BEGIN PROVIDED DATA
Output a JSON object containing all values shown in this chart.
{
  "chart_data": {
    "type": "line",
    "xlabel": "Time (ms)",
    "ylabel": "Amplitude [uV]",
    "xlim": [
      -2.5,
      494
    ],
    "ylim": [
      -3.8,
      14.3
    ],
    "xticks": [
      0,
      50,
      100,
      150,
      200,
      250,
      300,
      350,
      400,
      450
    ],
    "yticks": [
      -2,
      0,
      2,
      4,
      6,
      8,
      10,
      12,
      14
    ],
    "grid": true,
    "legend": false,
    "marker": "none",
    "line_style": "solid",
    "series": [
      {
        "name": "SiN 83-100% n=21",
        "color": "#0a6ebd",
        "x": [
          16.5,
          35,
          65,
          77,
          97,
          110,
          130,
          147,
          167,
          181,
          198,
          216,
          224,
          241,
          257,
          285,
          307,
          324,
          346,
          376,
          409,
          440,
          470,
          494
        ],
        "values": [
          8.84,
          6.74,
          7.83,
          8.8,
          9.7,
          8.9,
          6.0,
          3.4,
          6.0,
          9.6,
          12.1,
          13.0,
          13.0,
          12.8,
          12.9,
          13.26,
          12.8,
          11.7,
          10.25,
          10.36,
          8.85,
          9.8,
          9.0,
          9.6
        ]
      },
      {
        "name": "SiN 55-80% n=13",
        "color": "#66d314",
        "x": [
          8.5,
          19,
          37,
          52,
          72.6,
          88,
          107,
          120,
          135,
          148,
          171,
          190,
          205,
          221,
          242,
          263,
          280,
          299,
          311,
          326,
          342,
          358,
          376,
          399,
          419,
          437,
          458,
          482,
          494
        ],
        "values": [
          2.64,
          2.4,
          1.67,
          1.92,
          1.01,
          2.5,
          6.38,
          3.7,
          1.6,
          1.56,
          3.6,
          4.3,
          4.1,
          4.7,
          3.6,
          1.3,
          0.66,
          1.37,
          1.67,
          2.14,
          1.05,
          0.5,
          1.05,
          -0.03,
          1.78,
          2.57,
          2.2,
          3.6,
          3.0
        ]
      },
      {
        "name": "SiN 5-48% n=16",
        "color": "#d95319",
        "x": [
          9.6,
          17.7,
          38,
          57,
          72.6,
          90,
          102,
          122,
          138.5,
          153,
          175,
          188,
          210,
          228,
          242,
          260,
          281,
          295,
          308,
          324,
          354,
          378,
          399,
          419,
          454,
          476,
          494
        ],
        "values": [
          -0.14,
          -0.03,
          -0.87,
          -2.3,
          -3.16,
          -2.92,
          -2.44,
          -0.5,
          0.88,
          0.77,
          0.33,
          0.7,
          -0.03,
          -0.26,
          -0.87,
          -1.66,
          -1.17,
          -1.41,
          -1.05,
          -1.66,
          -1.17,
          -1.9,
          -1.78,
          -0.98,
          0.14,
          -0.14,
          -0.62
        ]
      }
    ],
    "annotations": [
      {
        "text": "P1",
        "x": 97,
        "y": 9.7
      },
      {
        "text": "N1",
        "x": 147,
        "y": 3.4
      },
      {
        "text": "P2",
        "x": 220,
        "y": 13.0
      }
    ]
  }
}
END PROVIDED DATA
WHAT YOU NEED TO DO
Write out every entry again exactly, please, with nothing missing.

PROBLEM SOLUTION
Output a JSON object containing all values shown in this chart.
{
  "chart_data": {
    "type": "line",
    "xlabel": "Time (ms)",
    "ylabel": "Amplitude [uV]",
    "xlim": [
      -2.5,
      494
    ],
    "ylim": [
      -3.8,
      14.3
    ],
    "xticks": [
      0,
      50,
      100,
      150,
      200,
      250,
      300,
      350,
      400,
      450
    ],
    "yticks": [
      -2,
      0,
      2,
      4,
      6,
      8,
      10,
      12,
      14
    ],
    "grid": true,
    "legend": false,
    "marker": "none",
    "line_style": "solid",
    "series": [
      {
        "name": "SiN 83-100% n=21",
        "color": "#0a6ebd",
        "x": [
          16.5,
          35,
          65,
          77,
          97,
          110,
          130,
          147,
          167,
          181,
          198,
          216,
          224,
          241,
          257,
          285,
          307,
          324,
          346,
          376,
          409,
          440,
          470,
          494
        ],
        "values": [
          8.84,
          6.74,
          7.83,
          8.8,
          9.7,
          8.9,
          6.0,
          3.4,
          6.0,
          9.6,
          12.1,
          13.0,
          13.0,
          12.8,
          12.9,
          13.26,
          12.8,
          11.7,
          10.25,
          10.36,
          8.85,
          9.8,
          9.0,
          9.6
        ]
      },
      {
        "name": "SiN 55-80% n=13",
        "color": "#66d314",
        "x": [
          8.5,
          19,
          37,
          52,
          72.6,
          88,
          107,
          120,
          135,
          148,
          171,
          190,
          205,
          221,
          242,
          263,
          280,
          299,
          311,
          326,
          342,
          358,
          376,
          399,
          419,
          437,
          458,
          482,
          494
        ],
        "values": [
          2.64,
          2.4,
          1.67,
          1.92,
          1.01,
          2.5,
          6.38,
          3.7,
          1.6,
          1.56,
          3.6,
          4.3,
          4.1,
          4.7,
          3.6,
          1.3,
          0.66,
          1.37,
          1.67,
          2.14,
          1.05,
          0.5,
          1.05,
          -0.03,
          1.78,
          2.57,
          2.2,
          3.6,
          3.0
        ]
      },
      {
        "name": "SiN 5-48% n=16",
        "color": "#d95319",
        "x": [
          9.6,
          17.7,
          38,
          57,
          72.6,
          90,
          102,
          122,
          138.5,
          153,
          175,
          188,
          210,
          228,
          242,
          260,
          281,
          295,
          308,
          324,
          354,
          378,
          399,
          419,
          454,
          476,
          494
        ],
        "values": [
          -0.14,
          -0.03,
          -0.87,
          -2.3,
          -3.16,
          -2.92,
          -2.44,
          -0.5,
          0.88,
          0.77,
          0.33,
          0.7,
          -0.03,
          -0.26,
          -0.87,
          -1.66,
          -1.17,
          -1.41,
          -1.05,
          -1.66,
          -1.17,
          -1.9,
          -1.78,
          -0.98,
          0.14,
          -0.14,
          -0.62
        ]
      }
    ],
    "annotations": [
      {
        "text": "P1",
        "x": 97,
        "y": 9.7
      },
      {
        "text": "N1",
        "x": 147,
        "y": 3.4
      },
      {
        "text": "P2",
        "x": 220,
        "y": 13.0
      }
    ]
  }
}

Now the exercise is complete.